TASK OBJECTIVE
Pick out each line of the records in which the word "image" appears.

━━ ENTRIES SHOWN ━━

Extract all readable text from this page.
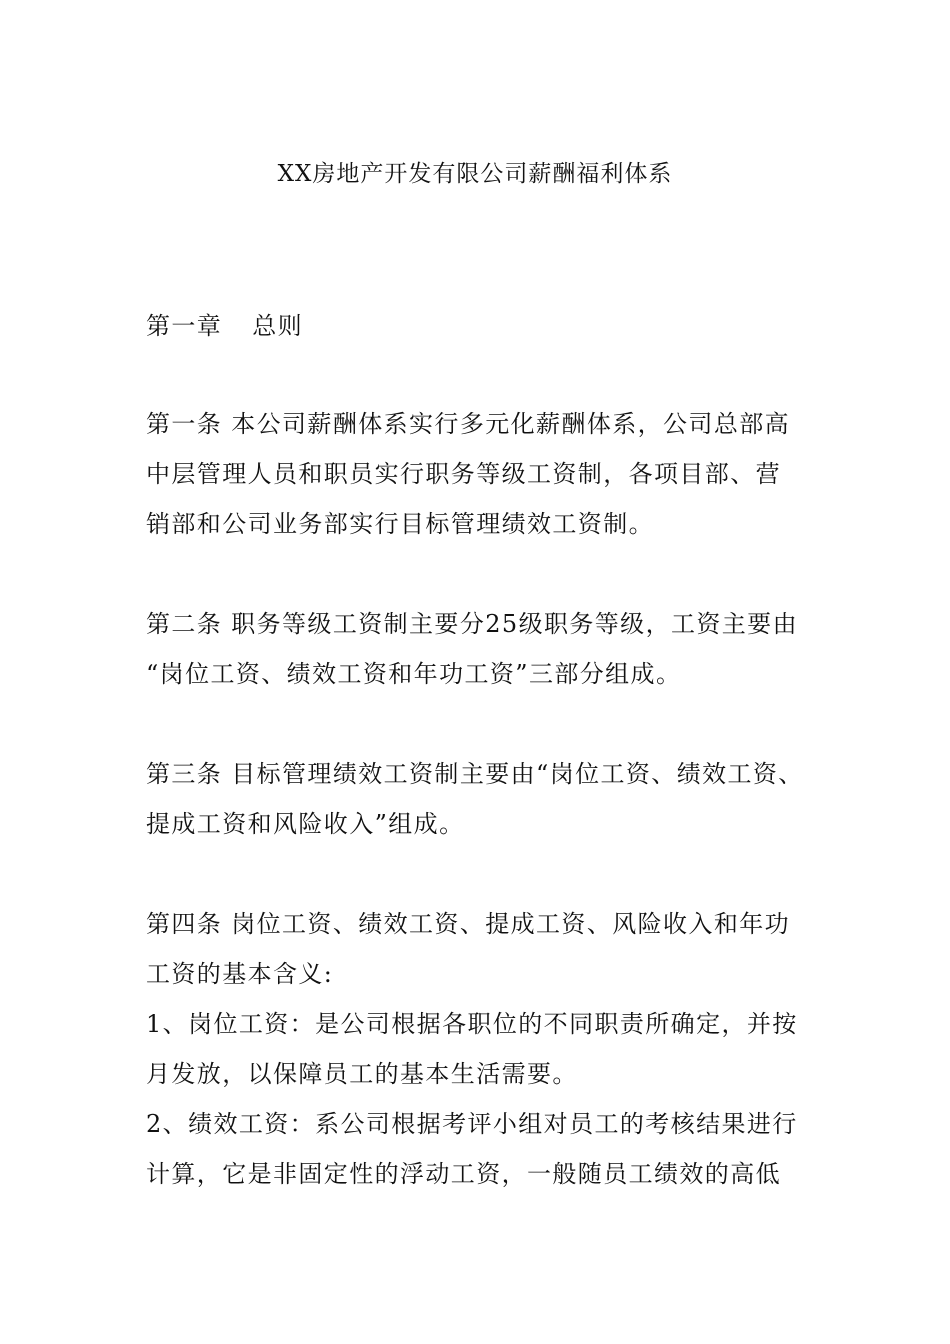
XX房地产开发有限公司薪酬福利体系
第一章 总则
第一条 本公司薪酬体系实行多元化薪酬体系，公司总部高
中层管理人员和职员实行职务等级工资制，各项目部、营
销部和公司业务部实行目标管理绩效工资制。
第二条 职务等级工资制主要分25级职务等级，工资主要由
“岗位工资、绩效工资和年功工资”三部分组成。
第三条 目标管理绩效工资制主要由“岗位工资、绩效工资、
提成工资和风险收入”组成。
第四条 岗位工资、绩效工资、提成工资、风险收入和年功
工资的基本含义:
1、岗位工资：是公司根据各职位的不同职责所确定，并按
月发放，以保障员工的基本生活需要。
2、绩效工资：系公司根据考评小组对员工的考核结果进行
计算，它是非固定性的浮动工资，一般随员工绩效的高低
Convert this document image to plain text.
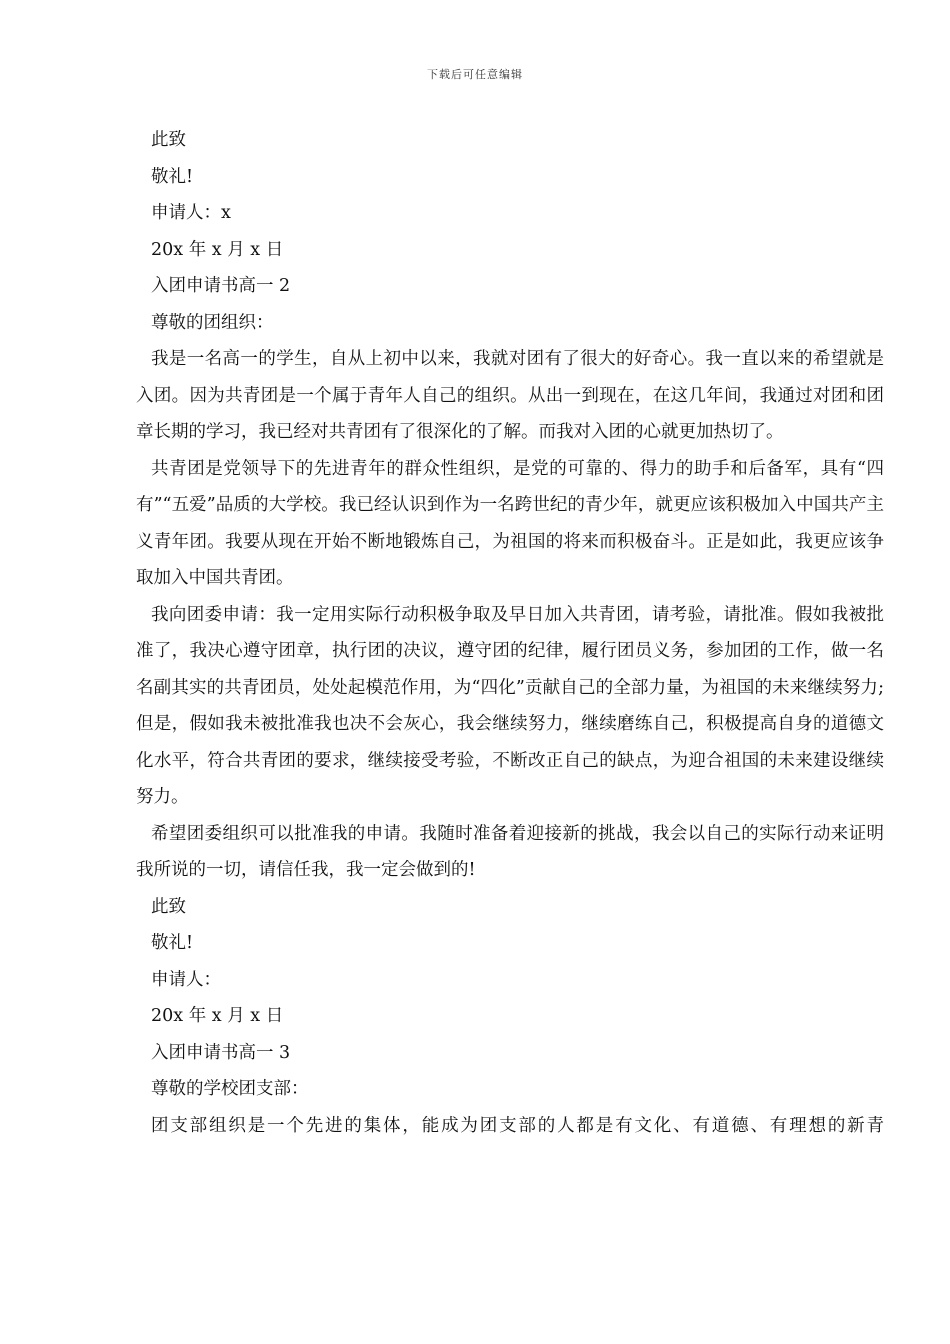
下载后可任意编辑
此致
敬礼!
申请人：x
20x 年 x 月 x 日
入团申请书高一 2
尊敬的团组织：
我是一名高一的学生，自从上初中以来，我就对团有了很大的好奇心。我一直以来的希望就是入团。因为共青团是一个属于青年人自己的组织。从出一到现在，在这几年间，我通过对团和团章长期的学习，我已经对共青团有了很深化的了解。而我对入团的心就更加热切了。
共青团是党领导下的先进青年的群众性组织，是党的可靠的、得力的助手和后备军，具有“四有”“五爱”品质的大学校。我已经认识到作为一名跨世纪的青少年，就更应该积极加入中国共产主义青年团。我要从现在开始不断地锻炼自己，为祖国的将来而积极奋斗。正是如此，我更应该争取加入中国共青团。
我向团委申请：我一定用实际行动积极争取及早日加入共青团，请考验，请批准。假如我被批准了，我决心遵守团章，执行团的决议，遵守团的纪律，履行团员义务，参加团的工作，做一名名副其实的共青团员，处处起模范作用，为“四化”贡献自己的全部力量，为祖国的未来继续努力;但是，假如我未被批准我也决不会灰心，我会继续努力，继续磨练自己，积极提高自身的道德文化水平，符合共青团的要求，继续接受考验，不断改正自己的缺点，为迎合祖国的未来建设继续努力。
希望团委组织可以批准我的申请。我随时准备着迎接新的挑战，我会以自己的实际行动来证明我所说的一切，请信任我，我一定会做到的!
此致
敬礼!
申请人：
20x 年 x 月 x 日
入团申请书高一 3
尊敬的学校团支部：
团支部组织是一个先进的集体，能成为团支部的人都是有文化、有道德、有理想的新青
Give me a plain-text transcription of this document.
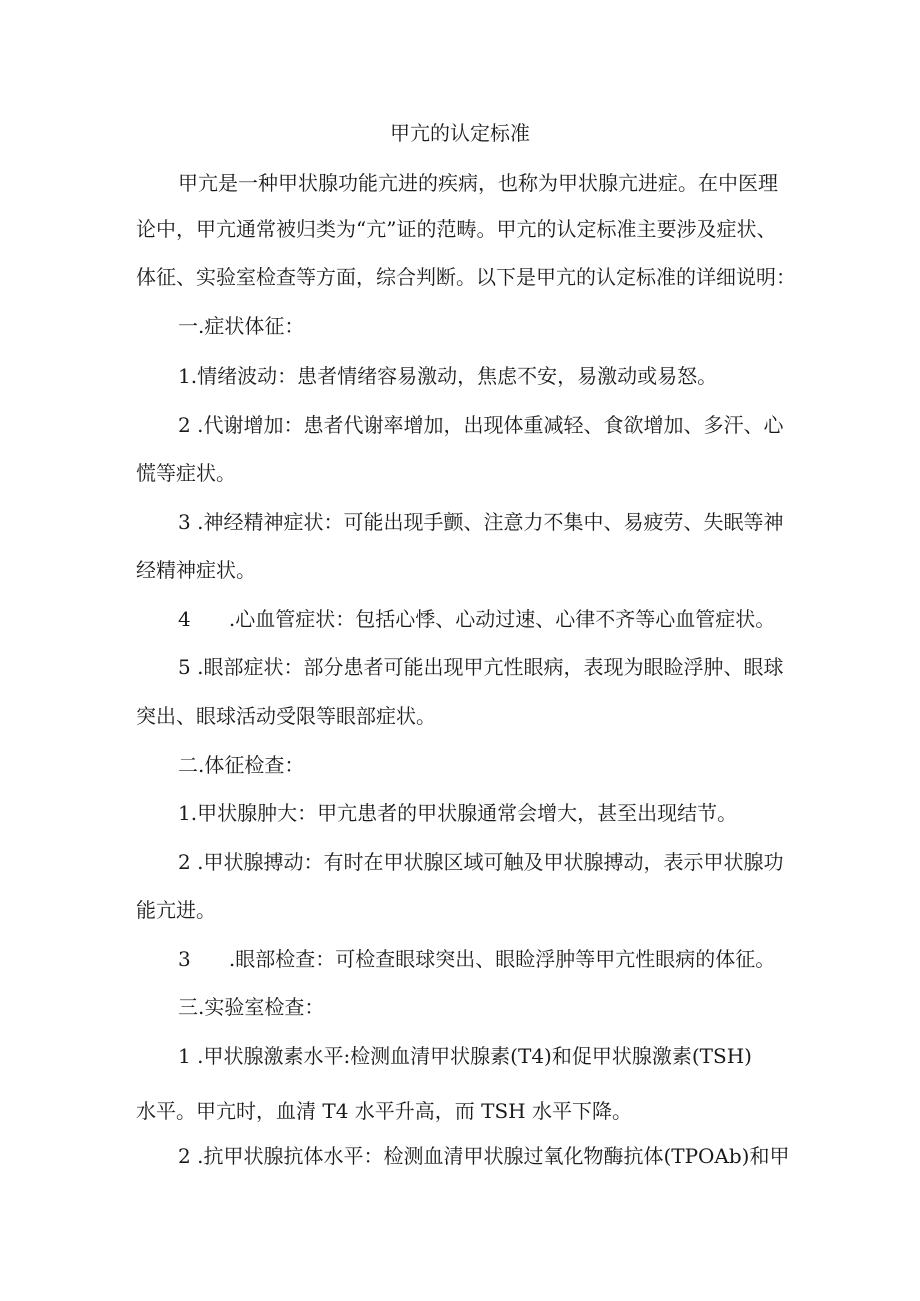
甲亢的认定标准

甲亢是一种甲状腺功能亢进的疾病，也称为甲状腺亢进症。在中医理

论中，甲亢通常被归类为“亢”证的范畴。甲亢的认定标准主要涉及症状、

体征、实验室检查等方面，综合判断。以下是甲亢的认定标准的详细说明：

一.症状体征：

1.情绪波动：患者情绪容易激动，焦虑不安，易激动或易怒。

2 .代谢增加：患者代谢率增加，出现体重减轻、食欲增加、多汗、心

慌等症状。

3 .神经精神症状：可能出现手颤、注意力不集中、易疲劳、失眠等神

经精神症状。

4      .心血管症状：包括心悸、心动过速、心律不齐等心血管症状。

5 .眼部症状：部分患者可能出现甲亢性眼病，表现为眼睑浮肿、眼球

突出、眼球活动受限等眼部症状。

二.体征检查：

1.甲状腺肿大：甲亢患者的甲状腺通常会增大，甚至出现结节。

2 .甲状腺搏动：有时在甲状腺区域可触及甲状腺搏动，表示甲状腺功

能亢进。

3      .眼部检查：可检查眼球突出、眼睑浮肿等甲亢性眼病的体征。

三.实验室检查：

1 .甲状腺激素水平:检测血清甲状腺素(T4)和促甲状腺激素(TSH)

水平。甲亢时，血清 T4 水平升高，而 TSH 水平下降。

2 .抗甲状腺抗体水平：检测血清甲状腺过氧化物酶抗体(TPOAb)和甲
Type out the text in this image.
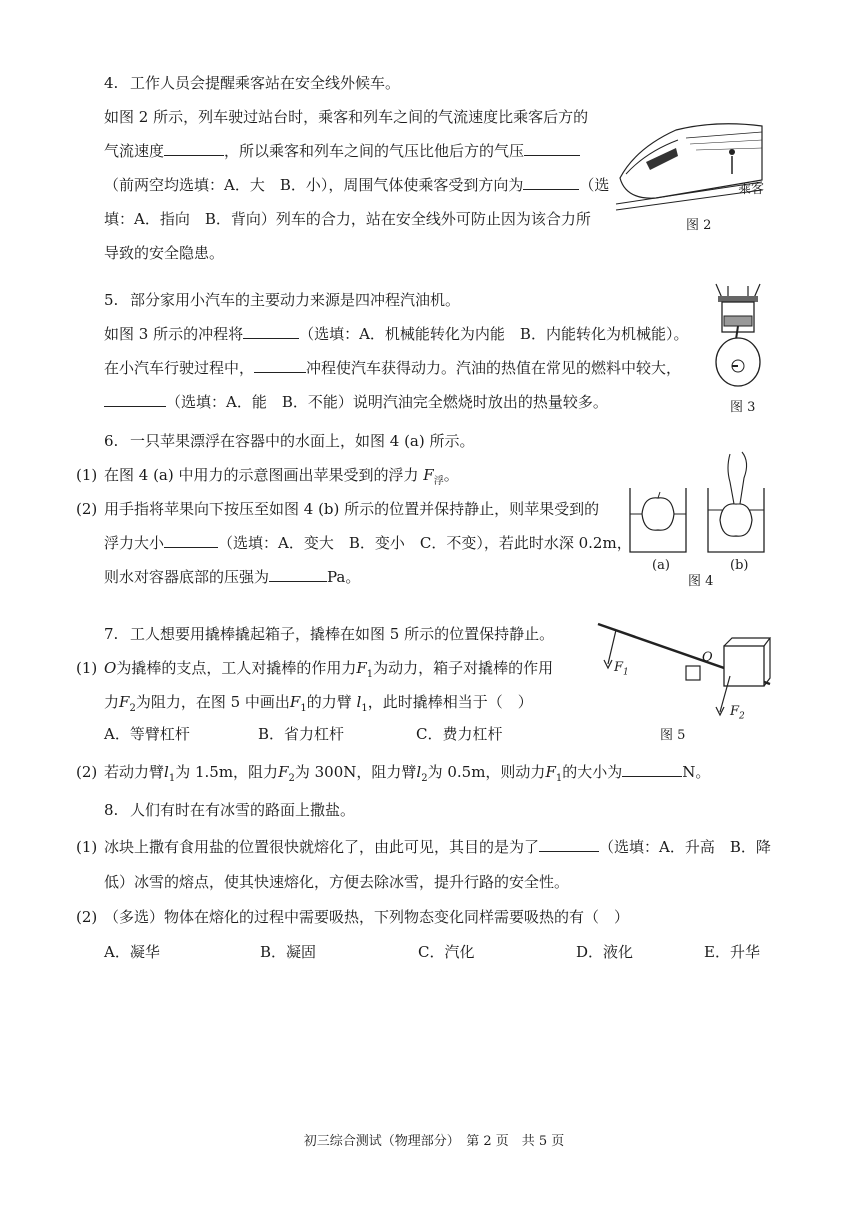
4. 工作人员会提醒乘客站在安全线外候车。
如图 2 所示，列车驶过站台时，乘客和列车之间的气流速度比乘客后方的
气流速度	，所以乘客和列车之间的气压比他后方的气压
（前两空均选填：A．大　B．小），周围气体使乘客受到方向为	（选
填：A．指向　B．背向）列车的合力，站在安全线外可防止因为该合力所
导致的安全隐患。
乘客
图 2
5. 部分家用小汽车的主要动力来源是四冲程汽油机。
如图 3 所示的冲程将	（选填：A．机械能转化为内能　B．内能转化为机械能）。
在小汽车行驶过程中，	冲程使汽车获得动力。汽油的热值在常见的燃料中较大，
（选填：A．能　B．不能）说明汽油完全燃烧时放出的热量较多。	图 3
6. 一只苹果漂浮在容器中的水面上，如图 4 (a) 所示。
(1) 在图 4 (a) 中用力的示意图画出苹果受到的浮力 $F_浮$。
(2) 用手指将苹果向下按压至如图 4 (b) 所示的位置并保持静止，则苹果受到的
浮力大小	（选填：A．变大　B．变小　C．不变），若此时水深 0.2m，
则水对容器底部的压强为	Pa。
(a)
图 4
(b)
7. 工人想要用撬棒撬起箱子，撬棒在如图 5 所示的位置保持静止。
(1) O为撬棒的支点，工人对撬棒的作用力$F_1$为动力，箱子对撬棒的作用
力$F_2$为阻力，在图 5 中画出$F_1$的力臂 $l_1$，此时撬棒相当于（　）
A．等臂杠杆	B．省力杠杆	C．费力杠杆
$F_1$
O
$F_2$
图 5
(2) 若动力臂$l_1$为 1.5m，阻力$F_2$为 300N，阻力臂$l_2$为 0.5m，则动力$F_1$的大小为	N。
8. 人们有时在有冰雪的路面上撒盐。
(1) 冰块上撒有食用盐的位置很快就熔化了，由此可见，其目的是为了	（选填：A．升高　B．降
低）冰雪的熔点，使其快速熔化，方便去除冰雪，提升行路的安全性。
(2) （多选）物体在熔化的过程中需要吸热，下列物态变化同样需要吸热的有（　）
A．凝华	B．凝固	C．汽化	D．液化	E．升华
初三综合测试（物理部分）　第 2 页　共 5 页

━━━

RESPONSE
Convert this document image to plain text.
Type out the text in this image.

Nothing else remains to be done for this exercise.